---------- DATA PROVIDED

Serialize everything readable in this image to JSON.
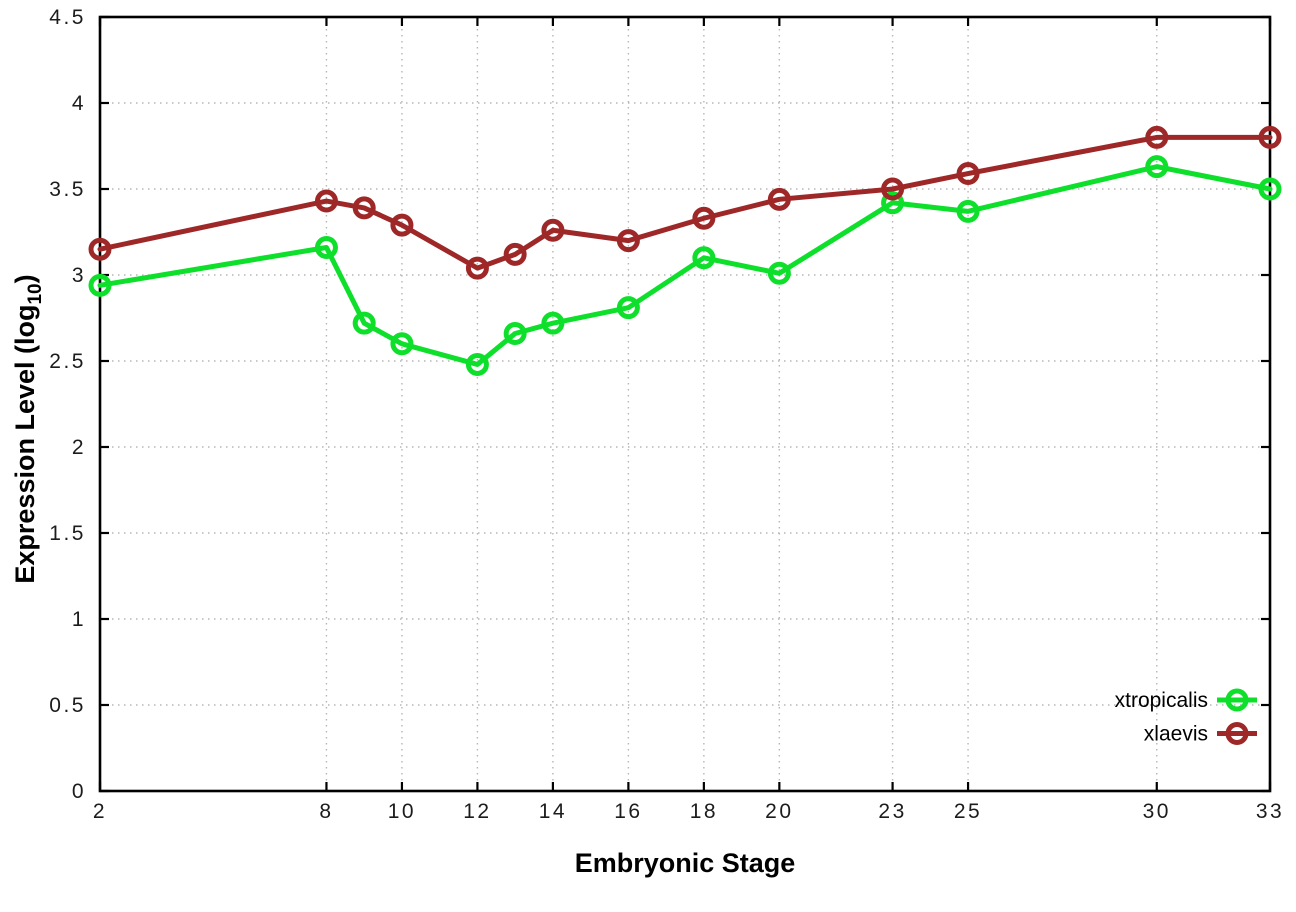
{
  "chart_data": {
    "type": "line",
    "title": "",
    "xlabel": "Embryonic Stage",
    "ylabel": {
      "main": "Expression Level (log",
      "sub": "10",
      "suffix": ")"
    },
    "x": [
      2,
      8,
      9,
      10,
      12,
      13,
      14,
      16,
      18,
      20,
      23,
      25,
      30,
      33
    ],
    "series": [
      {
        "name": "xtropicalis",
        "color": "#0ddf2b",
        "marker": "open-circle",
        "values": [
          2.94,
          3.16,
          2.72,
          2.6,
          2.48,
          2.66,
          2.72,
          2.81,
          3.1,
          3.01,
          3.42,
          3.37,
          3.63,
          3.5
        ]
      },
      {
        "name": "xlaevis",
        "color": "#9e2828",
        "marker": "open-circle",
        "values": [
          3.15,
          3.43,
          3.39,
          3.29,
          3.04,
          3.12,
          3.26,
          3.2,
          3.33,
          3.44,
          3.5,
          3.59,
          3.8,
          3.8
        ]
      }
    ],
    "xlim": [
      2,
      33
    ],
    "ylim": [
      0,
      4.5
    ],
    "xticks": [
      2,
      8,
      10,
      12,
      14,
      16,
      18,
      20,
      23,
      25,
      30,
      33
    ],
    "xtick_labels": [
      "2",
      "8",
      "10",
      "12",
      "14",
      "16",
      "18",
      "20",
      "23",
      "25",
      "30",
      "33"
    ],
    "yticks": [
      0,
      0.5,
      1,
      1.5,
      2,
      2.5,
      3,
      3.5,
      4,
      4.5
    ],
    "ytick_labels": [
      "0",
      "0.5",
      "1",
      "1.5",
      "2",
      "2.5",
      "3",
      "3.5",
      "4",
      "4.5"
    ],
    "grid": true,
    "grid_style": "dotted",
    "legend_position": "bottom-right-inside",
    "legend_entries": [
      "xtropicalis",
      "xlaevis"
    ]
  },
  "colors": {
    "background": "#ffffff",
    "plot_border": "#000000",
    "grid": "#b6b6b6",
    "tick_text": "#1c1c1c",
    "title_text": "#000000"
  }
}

--------------------
---------- DATA PROVIDED

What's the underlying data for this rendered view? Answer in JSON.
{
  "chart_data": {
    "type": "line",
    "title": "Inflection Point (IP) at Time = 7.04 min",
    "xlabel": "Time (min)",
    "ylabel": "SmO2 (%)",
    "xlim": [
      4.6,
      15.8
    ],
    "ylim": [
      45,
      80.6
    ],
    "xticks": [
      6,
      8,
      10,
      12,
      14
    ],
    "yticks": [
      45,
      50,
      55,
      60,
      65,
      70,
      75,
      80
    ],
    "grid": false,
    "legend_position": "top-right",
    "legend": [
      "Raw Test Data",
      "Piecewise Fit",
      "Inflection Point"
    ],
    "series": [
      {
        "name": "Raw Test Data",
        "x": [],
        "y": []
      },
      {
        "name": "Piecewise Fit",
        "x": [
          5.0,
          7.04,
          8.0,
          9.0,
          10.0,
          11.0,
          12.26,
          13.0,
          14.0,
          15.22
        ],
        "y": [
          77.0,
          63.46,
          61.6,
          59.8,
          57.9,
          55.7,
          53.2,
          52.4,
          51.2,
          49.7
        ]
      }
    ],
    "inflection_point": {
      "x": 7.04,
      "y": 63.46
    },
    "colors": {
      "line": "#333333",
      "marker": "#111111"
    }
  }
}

--------------------

## GIVEN EXERCISE
Show, from the material above, each line that includes the string "right".

## WRITTEN SOLUTION
    "legend_position": "bottom-right-inside",
    "legend_position": "top-right",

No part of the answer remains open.